> **Stated problem**: Repeat every record below exactly, omitting any pictures.

> **The data**:
>>>>>

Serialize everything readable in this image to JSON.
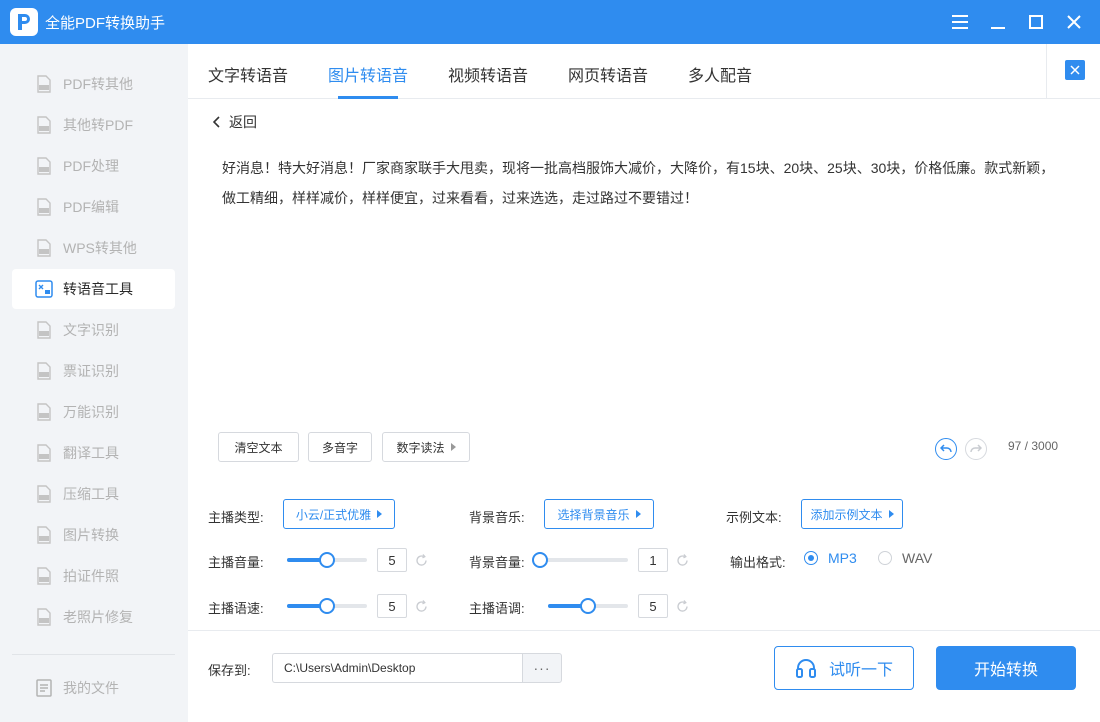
{
  "app": {
    "title": "全能PDF转换助手"
  },
  "sidebar": {
    "items": [
      {
        "label": "PDF转其他",
        "icon": "pdf-convert-icon"
      },
      {
        "label": "其他转PDF",
        "icon": "to-pdf-icon"
      },
      {
        "label": "PDF处理",
        "icon": "pdf-process-icon"
      },
      {
        "label": "PDF编辑",
        "icon": "pdf-edit-icon"
      },
      {
        "label": "WPS转其他",
        "icon": "wps-icon"
      },
      {
        "label": "转语音工具",
        "icon": "voice-tool-icon"
      },
      {
        "label": "文字识别",
        "icon": "text-ocr-icon"
      },
      {
        "label": "票证识别",
        "icon": "ticket-ocr-icon"
      },
      {
        "label": "万能识别",
        "icon": "universal-ocr-icon"
      },
      {
        "label": "翻译工具",
        "icon": "translate-icon"
      },
      {
        "label": "压缩工具",
        "icon": "compress-icon"
      },
      {
        "label": "图片转换",
        "icon": "image-convert-icon"
      },
      {
        "label": "拍证件照",
        "icon": "id-photo-icon"
      },
      {
        "label": "老照片修复",
        "icon": "photo-repair-icon"
      }
    ],
    "active_index": 5,
    "my_files": "我的文件"
  },
  "tabs": [
    "文字转语音",
    "图片转语音",
    "视频转语音",
    "网页转语音",
    "多人配音"
  ],
  "active_tab": 1,
  "back_label": "返回",
  "content_text": "好消息！特大好消息！厂家商家联手大甩卖，现将一批高档服饰大减价，大降价，有15块、20块、25块、30块，价格低廉。款式新颖，做工精细，样样减价，样样便宜，过来看看，过来选选，走过路过不要错过！",
  "tools": {
    "clear": "清空文本",
    "polyphone": "多音字",
    "number_reading": "数字读法"
  },
  "counter": "97 / 3000",
  "settings": {
    "anchor_type_label": "主播类型:",
    "anchor_type_value": "小云/正式优雅",
    "bgm_label": "背景音乐:",
    "bgm_value": "选择背景音乐",
    "sample_label": "示例文本:",
    "sample_value": "添加示例文本",
    "anchor_volume_label": "主播音量:",
    "anchor_volume_value": "5",
    "bg_volume_label": "背景音量:",
    "bg_volume_value": "1",
    "format_label": "输出格式:",
    "format_options": [
      "MP3",
      "WAV"
    ],
    "format_selected": "MP3",
    "speed_label": "主播语速:",
    "speed_value": "5",
    "pitch_label": "主播语调:",
    "pitch_value": "5",
    "anchor_volume_level": 0.5,
    "bg_volume_level": 0.0,
    "speed_level": 0.5,
    "pitch_level": 0.5
  },
  "save": {
    "label": "保存到:",
    "path": "C:\\Users\\Admin\\Desktop",
    "browse": "···"
  },
  "actions": {
    "listen": "试听一下",
    "start": "开始转换"
  },
  "colors": {
    "primary": "#2f8cef"
  }
}
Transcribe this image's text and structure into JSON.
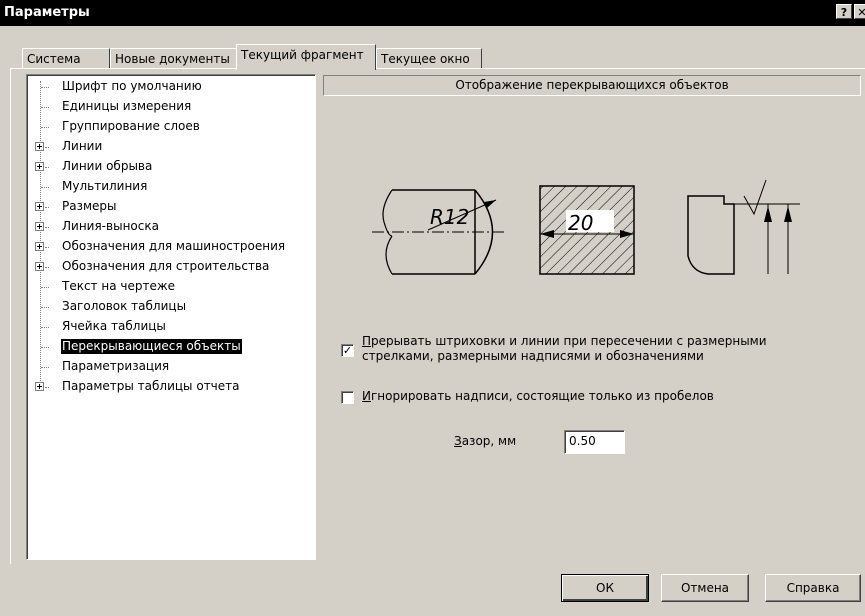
{
  "window": {
    "title": "Параметры",
    "help_glyph": "?",
    "close_glyph": "✕"
  },
  "tabs": [
    {
      "label": "Система",
      "active": false
    },
    {
      "label": "Новые документы",
      "active": false
    },
    {
      "label": "Текущий фрагмент",
      "active": true
    },
    {
      "label": "Текущее окно",
      "active": false
    }
  ],
  "tree": [
    {
      "label": "Шрифт по умолчанию",
      "expandable": false
    },
    {
      "label": "Единицы измерения",
      "expandable": false
    },
    {
      "label": "Группирование слоев",
      "expandable": false
    },
    {
      "label": "Линии",
      "expandable": true
    },
    {
      "label": "Линии обрыва",
      "expandable": true
    },
    {
      "label": "Мультилиния",
      "expandable": false
    },
    {
      "label": "Размеры",
      "expandable": true
    },
    {
      "label": "Линия-выноска",
      "expandable": true
    },
    {
      "label": "Обозначения для машиностроения",
      "expandable": true
    },
    {
      "label": "Обозначения для строительства",
      "expandable": true
    },
    {
      "label": "Текст на чертеже",
      "expandable": false
    },
    {
      "label": "Заголовок таблицы",
      "expandable": false
    },
    {
      "label": "Ячейка таблицы",
      "expandable": false
    },
    {
      "label": "Перекрывающиеся объекты",
      "expandable": false,
      "selected": true
    },
    {
      "label": "Параметризация",
      "expandable": false
    },
    {
      "label": "Параметры таблицы отчета",
      "expandable": true
    }
  ],
  "section": {
    "title": "Отображение перекрывающихся объектов"
  },
  "illustration": {
    "radius_label": "R12",
    "dimension_label": "20"
  },
  "options": {
    "break_hatching": {
      "checked": true,
      "mnemonic": "П",
      "rest_line1": "рерывать штриховки и линии при пересечении с размерными",
      "line2": "стрелками, размерными надписями и обозначениями"
    },
    "ignore_blank": {
      "checked": false,
      "mnemonic": "И",
      "rest": "гнорировать надписи, состоящие только из пробелов"
    }
  },
  "gap": {
    "mnemonic": "З",
    "rest": "азор, мм",
    "value": "0.50"
  },
  "buttons": {
    "ok": "ОК",
    "cancel": "Отмена",
    "help": "Справка"
  }
}
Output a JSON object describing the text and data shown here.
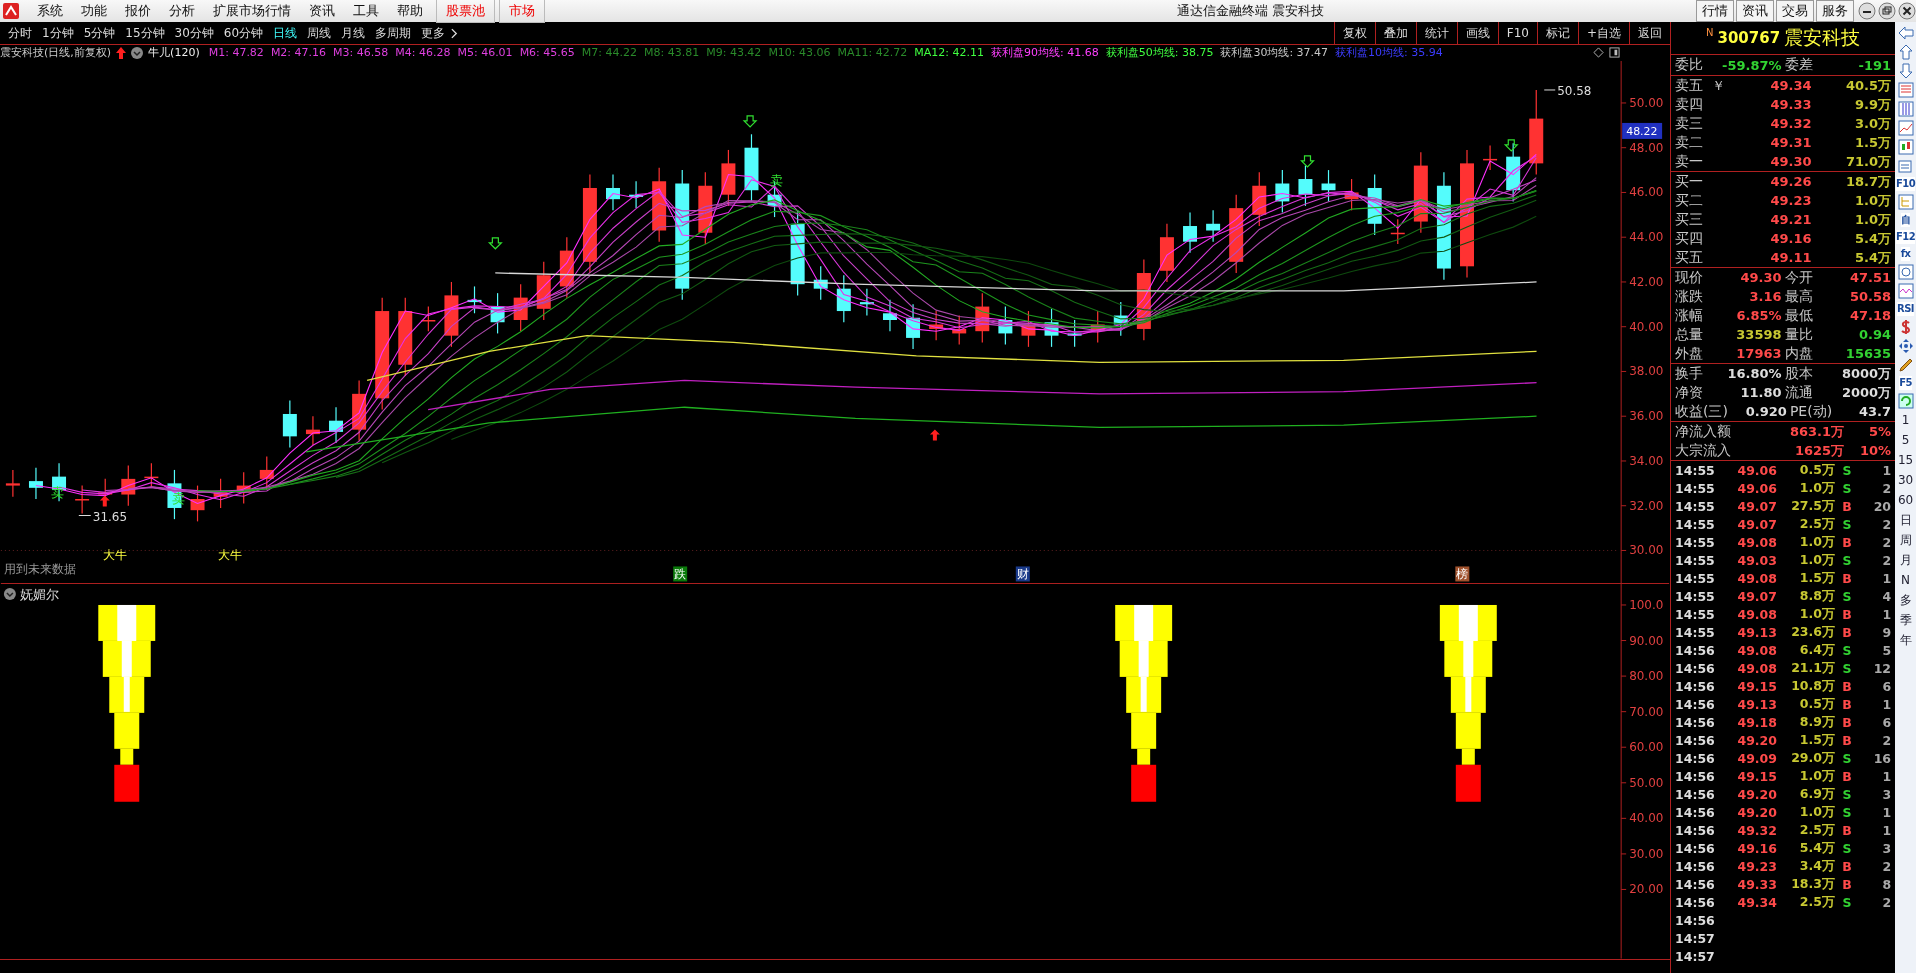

<<<<<

> **Solution to this exercise**:
Serialize everything readable in this image to JSON.
{
  "app": {
    "title": "全能PDF转换助手"
  },
  "sidebar": {
    "items": [
      {
        "label": "PDF转其他",
        "icon": "pdf-convert-icon"
      },
      {
        "label": "其他转PDF",
        "icon": "to-pdf-icon"
      },
      {
        "label": "PDF处理",
        "icon": "pdf-process-icon"
      },
      {
        "label": "PDF编辑",
        "icon": "pdf-edit-icon"
      },
      {
        "label": "WPS转其他",
        "icon": "wps-icon"
      },
      {
        "label": "转语音工具",
        "icon": "voice-tool-icon"
      },
      {
        "label": "文字识别",
        "icon": "text-ocr-icon"
      },
      {
        "label": "票证识别",
        "icon": "ticket-ocr-icon"
      },
      {
        "label": "万能识别",
        "icon": "universal-ocr-icon"
      },
      {
        "label": "翻译工具",
        "icon": "translate-icon"
      },
      {
        "label": "压缩工具",
        "icon": "compress-icon"
      },
      {
        "label": "图片转换",
        "icon": "image-convert-icon"
      },
      {
        "label": "拍证件照",
        "icon": "id-photo-icon"
      },
      {
        "label": "老照片修复",
        "icon": "photo-repair-icon"
      }
    ],
    "active_index": 5,
    "my_files": "我的文件"
  },
  "tabs": [
    "文字转语音",
    "图片转语音",
    "视频转语音",
    "网页转语音",
    "多人配音"
  ],
  "active_tab": 1,
  "back_label": "返回",
  "content_text": "好消息！特大好消息！厂家商家联手大甩卖，现将一批高档服饰大减价，大降价，有15块、20块、25块、30块，价格低廉。款式新颖，做工精细，样样减价，样样便宜，过来看看，过来选选，走过路过不要错过！",
  "tools": {
    "clear": "清空文本",
    "polyphone": "多音字",
    "number_reading": "数字读法"
  },
  "counter": "97 / 3000",
  "settings": {
    "anchor_type_label": "主播类型:",
    "anchor_type_value": "小云/正式优雅",
    "bgm_label": "背景音乐:",
    "bgm_value": "选择背景音乐",
    "sample_label": "示例文本:",
    "sample_value": "添加示例文本",
    "anchor_volume_label": "主播音量:",
    "anchor_volume_value": "5",
    "bg_volume_label": "背景音量:",
    "bg_volume_value": "1",
    "format_label": "输出格式:",
    "format_options": [
      "MP3",
      "WAV"
    ],
    "format_selected": "MP3",
    "speed_label": "主播语速:",
    "speed_value": "5",
    "pitch_label": "主播语调:",
    "pitch_value": "5",
    "anchor_volume_level": 0.5,
    "bg_volume_level": 0.0,
    "speed_level": 0.5,
    "pitch_level": 0.5
  },
  "save": {
    "label": "保存到:",
    "path": "C:\\Users\\Admin\\Desktop",
    "browse": "···"
  },
  "actions": {
    "listen": "试听一下",
    "start": "开始转换"
  },
  "colors": {
    "primary": "#2f8cef"
  }
}
Transcribe this image's text and structure into JSON.
{
  "window": {
    "title": "Параметры",
    "help_glyph": "?",
    "close_glyph": "✕"
  },
  "tabs": [
    {
      "label": "Система",
      "active": false
    },
    {
      "label": "Новые документы",
      "active": false
    },
    {
      "label": "Текущий фрагмент",
      "active": true
    },
    {
      "label": "Текущее окно",
      "active": false
    }
  ],
  "tree": [
    {
      "label": "Шрифт по умолчанию",
      "expandable": false
    },
    {
      "label": "Единицы измерения",
      "expandable": false
    },
    {
      "label": "Группирование слоев",
      "expandable": false
    },
    {
      "label": "Линии",
      "expandable": true
    },
    {
      "label": "Линии обрыва",
      "expandable": true
    },
    {
      "label": "Мультилиния",
      "expandable": false
    },
    {
      "label": "Размеры",
      "expandable": true
    },
    {
      "label": "Линия-выноска",
      "expandable": true
    },
    {
      "label": "Обозначения для машиностроения",
      "expandable": true
    },
    {
      "label": "Обозначения для строительства",
      "expandable": true
    },
    {
      "label": "Текст на чертеже",
      "expandable": false
    },
    {
      "label": "Заголовок таблицы",
      "expandable": false
    },
    {
      "label": "Ячейка таблицы",
      "expandable": false
    },
    {
      "label": "Перекрывающиеся объекты",
      "expandable": false,
      "selected": true
    },
    {
      "label": "Параметризация",
      "expandable": false
    },
    {
      "label": "Параметры таблицы отчета",
      "expandable": true
    }
  ],
  "section": {
    "title": "Отображение перекрывающихся объектов"
  },
  "illustration": {
    "radius_label": "R12",
    "dimension_label": "20"
  },
  "options": {
    "break_hatching": {
      "checked": true,
      "mnemonic": "П",
      "rest_line1": "рерывать штриховки и линии при пересечении с размерными",
      "line2": "стрелками, размерными надписями и обозначениями"
    },
    "ignore_blank": {
      "checked": false,
      "mnemonic": "И",
      "rest": "гнорировать надписи, состоящие только из пробелов"
    }
  },
  "gap": {
    "mnemonic": "З",
    "rest": "азор, мм",
    "value": "0.50"
  },
  "buttons": {
    "ok": "ОК",
    "cancel": "Отмена",
    "help": "Справка"
  }
}
Output a JSON object describing the text and data shown here.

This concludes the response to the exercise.